WASHINGTON — The 2018 edition of EPA’s comprehensive annual report on greenhouse gas emissions (GHG) highlights continued reductions in emissions – about two percent below 2015 levels and 11 percent below 2005 levels. Between 2005 and 2016, GHG emissions in the U.S. electric power sector have dropped by roughly 25 percent.

“This report confirms the President’s critics are wrong again: one-size-fits-all regulations like the Clean Power Plan or misguided international agreements like the Paris Accord are not the solution. The U.S. has reduced greenhouse gas emissions more than any country on Earth over the last decade,” said EPA Administrator Scott Pruitt. “American ingenuity and technological breakthroughs, not top-down government mandates, have made the U.S. the world leader in achieving energy dominance while reducing emissions – one of the great environmental successes of our time.”

Background

EPA’s annual report, the “Inventory of U.S. Greenhouse Gas (GHG) Emissions and Sinks: 1990-2016,” provides comprehensive look at U.S. emissions and removals by source, economic sector, and GHG, going back to 1990.

########

Given exercise
Pick up the greenhouse gas report text right after its last sentence and keep writing it. The items that follow aren't needed for anything here.

########

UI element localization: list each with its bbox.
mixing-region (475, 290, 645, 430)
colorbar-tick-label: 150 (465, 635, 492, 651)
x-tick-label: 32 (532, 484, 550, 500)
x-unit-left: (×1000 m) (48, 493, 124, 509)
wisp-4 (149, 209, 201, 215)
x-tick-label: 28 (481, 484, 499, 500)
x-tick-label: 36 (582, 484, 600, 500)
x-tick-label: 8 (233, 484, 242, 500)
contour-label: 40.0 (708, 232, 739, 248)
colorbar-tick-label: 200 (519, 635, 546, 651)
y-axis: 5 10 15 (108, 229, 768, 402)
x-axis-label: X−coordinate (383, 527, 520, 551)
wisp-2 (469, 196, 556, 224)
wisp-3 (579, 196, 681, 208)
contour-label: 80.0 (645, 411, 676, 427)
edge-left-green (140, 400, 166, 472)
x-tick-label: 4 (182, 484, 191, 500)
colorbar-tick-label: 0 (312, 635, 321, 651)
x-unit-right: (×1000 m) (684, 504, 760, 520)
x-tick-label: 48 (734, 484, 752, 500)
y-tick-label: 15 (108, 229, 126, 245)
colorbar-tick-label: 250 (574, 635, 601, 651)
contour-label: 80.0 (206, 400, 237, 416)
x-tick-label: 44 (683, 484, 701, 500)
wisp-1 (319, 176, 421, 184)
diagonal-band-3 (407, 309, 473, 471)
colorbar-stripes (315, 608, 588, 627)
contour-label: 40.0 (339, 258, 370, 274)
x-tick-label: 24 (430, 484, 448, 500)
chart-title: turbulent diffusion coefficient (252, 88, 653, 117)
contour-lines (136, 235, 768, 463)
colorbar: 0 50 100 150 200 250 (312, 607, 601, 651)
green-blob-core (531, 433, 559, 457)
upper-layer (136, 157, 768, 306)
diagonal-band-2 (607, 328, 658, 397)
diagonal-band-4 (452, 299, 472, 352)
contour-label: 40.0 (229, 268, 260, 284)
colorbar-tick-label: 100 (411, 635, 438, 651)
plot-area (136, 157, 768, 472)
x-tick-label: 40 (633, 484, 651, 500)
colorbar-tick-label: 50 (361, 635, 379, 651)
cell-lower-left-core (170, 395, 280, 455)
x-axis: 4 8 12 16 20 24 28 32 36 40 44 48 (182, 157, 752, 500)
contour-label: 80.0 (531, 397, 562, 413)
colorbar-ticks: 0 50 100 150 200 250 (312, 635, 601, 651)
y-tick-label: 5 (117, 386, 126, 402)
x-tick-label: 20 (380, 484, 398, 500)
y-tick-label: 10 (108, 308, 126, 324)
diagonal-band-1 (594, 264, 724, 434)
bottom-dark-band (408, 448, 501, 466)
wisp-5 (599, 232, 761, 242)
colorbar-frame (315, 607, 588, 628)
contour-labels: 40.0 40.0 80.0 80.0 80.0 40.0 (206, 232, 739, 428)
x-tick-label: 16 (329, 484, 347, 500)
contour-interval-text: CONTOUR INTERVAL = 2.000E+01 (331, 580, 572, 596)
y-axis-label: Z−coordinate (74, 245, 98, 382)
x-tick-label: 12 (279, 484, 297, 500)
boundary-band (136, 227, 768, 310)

########

Written reply
The gases covered by this inventory include: carbon dioxide, methane, nitrous oxide, hydrofluorocarbons, perfluorocarbons, sulfur hexafluoride and nitrogen trifluoride. The inventory also calculates carbon dioxide emissions that are removed from the atmosphere by “sinks,” e.g., through the uptake of carbon and storage in forests, vegetation, and soils.

This annual report is prepared by EPA in collaboration with numerous experts from other federal agencies including the U.S. Department of Energy’s Energy Information Administration, U.S. Department of Defense and U.S. Department of Agriculture, state government authorities, research and academic institutions, and industry associations.